→ **Supplied information**:

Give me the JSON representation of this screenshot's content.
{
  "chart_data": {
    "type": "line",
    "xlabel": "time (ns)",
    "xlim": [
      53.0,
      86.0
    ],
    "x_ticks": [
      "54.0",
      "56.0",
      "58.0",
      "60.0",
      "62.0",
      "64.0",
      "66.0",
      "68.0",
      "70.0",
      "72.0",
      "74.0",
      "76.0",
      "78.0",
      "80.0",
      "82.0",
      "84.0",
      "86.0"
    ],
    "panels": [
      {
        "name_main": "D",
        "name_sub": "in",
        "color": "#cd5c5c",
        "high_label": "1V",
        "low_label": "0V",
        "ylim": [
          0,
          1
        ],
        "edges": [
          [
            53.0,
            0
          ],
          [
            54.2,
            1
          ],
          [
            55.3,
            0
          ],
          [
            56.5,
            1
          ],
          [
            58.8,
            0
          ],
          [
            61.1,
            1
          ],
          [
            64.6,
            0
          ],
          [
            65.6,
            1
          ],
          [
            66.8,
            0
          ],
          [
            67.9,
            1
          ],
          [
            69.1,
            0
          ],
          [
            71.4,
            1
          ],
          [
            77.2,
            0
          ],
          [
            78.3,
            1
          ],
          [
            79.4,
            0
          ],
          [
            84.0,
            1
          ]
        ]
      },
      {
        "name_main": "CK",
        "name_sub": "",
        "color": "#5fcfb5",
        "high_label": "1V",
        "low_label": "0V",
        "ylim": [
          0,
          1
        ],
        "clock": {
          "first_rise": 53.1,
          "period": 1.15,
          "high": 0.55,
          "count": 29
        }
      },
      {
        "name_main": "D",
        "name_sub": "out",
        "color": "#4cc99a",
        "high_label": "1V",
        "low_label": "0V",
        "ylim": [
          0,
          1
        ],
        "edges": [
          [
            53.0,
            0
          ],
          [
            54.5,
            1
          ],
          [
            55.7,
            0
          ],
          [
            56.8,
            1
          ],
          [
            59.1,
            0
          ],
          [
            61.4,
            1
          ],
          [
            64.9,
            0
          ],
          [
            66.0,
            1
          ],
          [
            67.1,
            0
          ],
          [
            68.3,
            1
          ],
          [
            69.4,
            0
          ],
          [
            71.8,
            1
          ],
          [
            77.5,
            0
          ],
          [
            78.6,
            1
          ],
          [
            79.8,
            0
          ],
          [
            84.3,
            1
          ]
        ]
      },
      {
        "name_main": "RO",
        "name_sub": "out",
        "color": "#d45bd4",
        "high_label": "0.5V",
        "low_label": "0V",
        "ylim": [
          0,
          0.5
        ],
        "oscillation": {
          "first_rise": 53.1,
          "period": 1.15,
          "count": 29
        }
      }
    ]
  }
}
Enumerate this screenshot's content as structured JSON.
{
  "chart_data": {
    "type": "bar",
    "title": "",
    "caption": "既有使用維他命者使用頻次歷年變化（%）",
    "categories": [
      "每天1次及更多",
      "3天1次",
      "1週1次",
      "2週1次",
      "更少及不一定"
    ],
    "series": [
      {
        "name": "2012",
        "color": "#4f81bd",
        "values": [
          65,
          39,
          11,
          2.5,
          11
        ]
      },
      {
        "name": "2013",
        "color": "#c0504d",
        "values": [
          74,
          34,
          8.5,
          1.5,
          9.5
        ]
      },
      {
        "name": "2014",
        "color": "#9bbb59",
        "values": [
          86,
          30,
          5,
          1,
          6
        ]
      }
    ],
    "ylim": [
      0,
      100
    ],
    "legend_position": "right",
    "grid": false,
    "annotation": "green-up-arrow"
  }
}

→ **Problem statement**: From the records above, pull out every line containing the word "JSON".

→ **Completed exercise**:
Give me the JSON representation of this screenshot's content.
Enumerate this screenshot's content as structured JSON.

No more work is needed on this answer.